## Work instructions
Look through the lines below and extract each one that contains "Penguin".

## Records to use

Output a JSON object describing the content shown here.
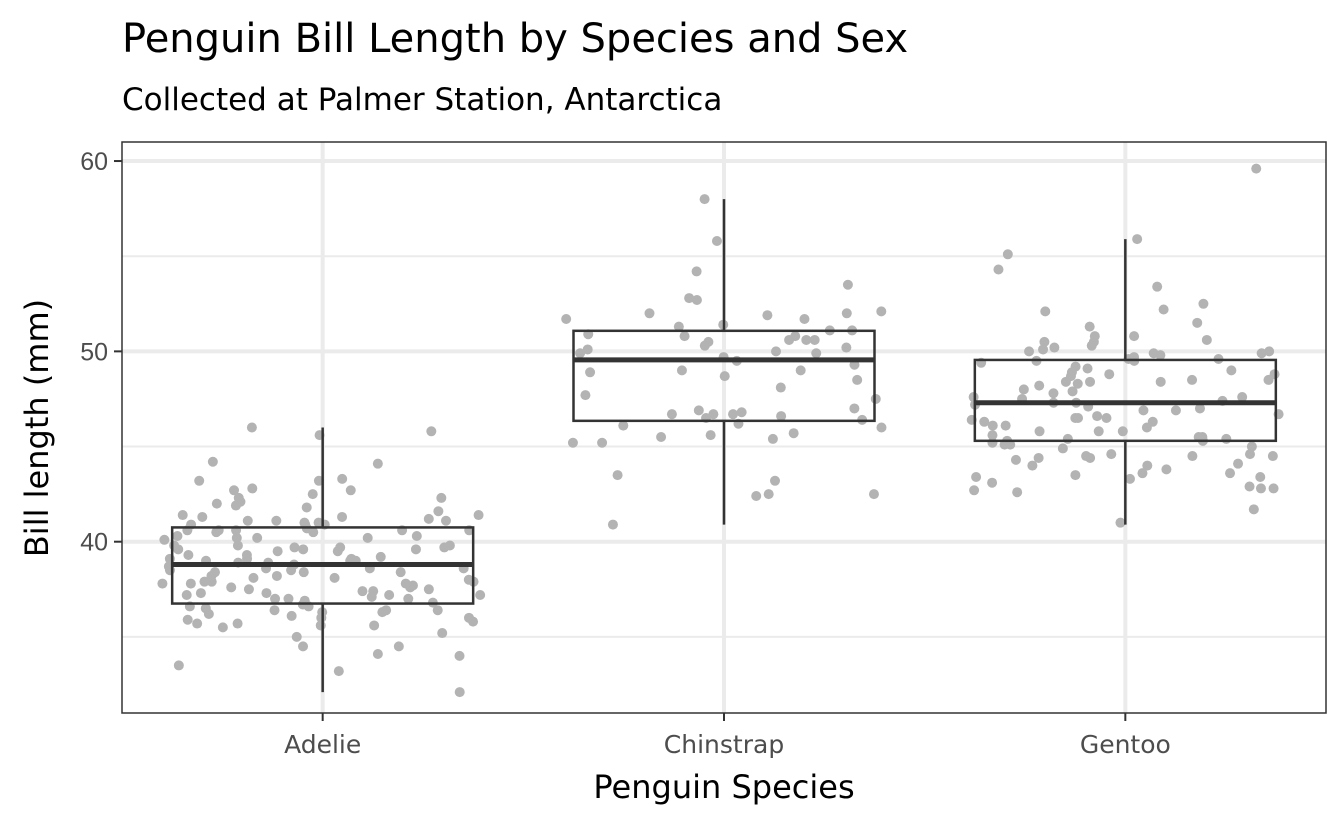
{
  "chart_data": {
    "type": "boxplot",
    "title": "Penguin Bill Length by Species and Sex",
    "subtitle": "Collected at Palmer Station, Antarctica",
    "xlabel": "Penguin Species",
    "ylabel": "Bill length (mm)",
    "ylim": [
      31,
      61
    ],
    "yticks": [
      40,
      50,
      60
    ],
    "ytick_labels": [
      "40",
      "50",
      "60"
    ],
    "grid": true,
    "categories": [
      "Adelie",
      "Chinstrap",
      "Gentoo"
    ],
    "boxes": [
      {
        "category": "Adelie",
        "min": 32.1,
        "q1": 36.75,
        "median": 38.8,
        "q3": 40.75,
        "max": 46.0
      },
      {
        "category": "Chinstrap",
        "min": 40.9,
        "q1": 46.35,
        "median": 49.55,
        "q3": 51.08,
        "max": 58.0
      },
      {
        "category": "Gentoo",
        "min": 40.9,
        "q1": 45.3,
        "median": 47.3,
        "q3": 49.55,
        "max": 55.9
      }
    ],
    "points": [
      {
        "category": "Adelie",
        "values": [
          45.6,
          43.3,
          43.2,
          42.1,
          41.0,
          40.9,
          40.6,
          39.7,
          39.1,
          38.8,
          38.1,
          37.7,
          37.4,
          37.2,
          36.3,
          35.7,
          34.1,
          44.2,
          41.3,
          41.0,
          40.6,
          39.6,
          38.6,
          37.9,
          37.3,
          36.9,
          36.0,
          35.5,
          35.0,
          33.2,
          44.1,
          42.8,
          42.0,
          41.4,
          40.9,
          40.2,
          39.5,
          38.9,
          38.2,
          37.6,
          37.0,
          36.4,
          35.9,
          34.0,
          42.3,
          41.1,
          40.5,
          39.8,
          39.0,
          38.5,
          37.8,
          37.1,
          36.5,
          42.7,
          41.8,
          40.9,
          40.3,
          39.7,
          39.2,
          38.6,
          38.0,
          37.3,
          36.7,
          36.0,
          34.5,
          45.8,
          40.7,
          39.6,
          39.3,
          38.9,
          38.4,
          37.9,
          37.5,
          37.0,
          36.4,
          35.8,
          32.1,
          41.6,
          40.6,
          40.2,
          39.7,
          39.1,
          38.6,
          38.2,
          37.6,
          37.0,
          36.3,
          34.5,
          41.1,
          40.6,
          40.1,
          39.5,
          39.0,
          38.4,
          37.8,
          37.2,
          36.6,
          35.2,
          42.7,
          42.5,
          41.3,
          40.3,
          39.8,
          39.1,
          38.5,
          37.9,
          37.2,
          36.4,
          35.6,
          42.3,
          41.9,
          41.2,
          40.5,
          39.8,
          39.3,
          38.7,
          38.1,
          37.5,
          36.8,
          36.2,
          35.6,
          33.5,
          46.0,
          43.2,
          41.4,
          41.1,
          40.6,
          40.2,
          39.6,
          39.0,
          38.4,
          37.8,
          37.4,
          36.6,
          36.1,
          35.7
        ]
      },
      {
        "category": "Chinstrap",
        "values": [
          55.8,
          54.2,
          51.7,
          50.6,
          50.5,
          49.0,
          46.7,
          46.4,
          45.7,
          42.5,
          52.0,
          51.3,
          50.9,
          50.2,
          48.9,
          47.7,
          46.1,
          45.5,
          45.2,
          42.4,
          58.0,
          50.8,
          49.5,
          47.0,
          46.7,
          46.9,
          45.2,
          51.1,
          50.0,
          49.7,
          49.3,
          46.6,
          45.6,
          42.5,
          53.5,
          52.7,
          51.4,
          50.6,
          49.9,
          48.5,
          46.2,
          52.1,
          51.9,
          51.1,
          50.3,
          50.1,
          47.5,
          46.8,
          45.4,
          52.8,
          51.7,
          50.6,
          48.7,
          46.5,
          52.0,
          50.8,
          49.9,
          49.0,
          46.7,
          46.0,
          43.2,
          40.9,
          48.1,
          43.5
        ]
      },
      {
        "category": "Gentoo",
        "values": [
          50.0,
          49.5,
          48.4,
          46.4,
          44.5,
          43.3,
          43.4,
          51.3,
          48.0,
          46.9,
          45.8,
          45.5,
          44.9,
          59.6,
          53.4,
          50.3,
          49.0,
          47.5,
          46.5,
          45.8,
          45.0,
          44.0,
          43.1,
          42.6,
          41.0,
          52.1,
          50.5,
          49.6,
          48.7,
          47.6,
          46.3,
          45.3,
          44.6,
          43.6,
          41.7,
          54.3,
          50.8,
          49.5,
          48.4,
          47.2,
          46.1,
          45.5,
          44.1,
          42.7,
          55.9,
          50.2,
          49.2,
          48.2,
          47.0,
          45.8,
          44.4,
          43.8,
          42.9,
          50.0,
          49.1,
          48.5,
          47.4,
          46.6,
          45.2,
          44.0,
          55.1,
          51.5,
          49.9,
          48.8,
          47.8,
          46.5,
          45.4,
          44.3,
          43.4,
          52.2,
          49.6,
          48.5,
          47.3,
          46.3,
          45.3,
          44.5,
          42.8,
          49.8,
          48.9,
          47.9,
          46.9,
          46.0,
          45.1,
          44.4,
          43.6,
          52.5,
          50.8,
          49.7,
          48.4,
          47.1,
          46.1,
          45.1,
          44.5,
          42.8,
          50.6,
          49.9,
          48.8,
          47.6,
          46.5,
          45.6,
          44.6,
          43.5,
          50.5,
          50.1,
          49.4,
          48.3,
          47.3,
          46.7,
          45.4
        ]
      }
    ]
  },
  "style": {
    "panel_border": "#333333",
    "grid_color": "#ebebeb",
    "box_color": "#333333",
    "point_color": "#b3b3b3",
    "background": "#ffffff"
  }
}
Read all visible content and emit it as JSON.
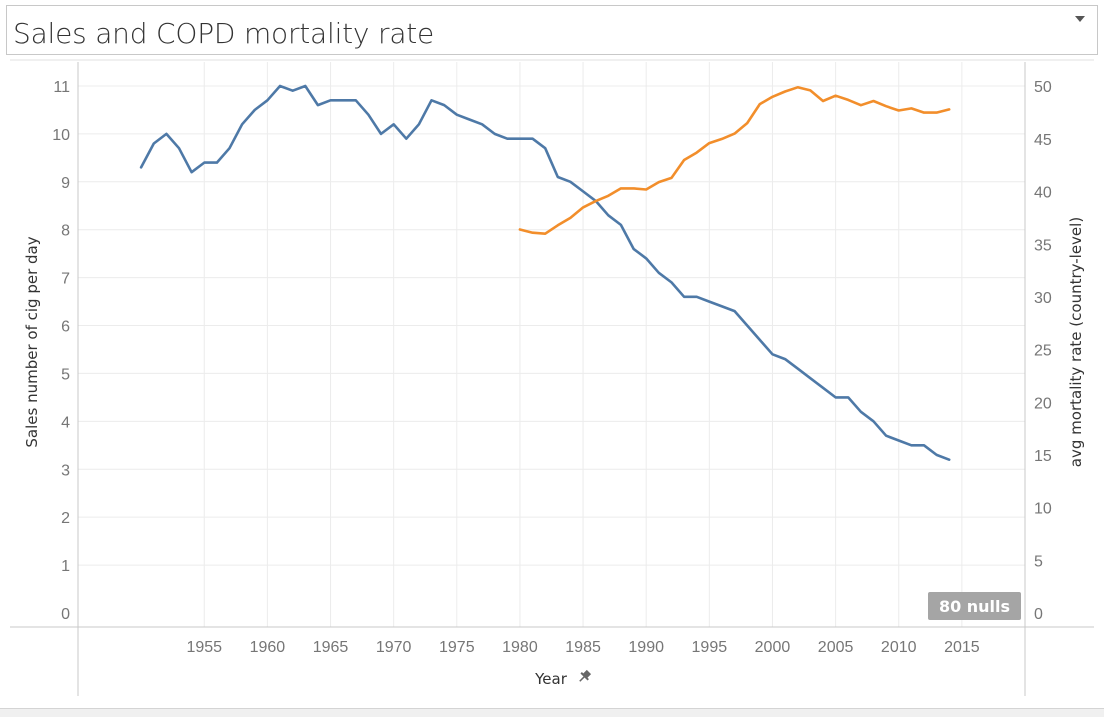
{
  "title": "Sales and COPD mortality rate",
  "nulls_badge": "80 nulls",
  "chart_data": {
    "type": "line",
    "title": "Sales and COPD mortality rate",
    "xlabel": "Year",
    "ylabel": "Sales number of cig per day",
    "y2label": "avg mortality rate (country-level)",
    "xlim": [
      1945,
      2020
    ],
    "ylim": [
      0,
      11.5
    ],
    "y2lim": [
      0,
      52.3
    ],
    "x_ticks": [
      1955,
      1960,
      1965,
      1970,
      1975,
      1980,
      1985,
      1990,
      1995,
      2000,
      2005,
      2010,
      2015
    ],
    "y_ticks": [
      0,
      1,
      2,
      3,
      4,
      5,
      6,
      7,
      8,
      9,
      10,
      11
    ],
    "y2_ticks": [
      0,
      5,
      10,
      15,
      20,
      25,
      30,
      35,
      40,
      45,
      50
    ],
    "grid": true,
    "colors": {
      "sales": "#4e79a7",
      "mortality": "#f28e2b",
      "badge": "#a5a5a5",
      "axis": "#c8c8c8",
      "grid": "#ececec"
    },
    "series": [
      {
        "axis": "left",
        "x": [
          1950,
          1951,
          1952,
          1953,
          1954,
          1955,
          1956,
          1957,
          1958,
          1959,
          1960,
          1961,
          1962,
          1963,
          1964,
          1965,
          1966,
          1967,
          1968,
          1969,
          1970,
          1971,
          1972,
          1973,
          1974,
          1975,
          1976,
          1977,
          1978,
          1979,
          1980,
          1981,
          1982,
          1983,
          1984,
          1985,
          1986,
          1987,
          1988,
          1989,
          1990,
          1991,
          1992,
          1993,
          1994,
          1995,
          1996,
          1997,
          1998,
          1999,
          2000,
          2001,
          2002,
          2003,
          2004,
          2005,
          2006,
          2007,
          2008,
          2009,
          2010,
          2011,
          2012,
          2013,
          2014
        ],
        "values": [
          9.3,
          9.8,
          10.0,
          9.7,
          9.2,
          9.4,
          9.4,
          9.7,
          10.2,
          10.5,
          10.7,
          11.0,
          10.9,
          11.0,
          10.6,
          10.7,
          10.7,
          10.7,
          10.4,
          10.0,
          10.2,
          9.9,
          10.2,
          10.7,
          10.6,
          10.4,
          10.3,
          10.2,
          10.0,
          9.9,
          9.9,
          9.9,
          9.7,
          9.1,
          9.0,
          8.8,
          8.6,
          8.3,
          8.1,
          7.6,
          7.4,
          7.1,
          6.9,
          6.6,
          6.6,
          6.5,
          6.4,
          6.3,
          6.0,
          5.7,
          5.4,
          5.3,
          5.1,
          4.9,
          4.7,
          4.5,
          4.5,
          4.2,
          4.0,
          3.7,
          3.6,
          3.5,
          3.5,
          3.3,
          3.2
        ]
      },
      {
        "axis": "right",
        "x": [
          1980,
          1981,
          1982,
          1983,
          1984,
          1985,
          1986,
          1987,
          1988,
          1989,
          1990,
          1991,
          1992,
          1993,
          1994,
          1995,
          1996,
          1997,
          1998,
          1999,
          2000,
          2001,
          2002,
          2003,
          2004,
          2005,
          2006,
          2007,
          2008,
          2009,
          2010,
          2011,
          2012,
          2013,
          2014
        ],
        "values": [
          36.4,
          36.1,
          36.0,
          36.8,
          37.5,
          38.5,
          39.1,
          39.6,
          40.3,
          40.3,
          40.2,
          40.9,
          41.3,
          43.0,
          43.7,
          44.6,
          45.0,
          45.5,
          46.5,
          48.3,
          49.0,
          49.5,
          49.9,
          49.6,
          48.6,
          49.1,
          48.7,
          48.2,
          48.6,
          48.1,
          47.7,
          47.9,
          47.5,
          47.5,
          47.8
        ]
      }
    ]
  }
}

## Exercise solution
    "title": "Penguin Bill Length by Species and Sex",
    "xlabel": "Penguin Species",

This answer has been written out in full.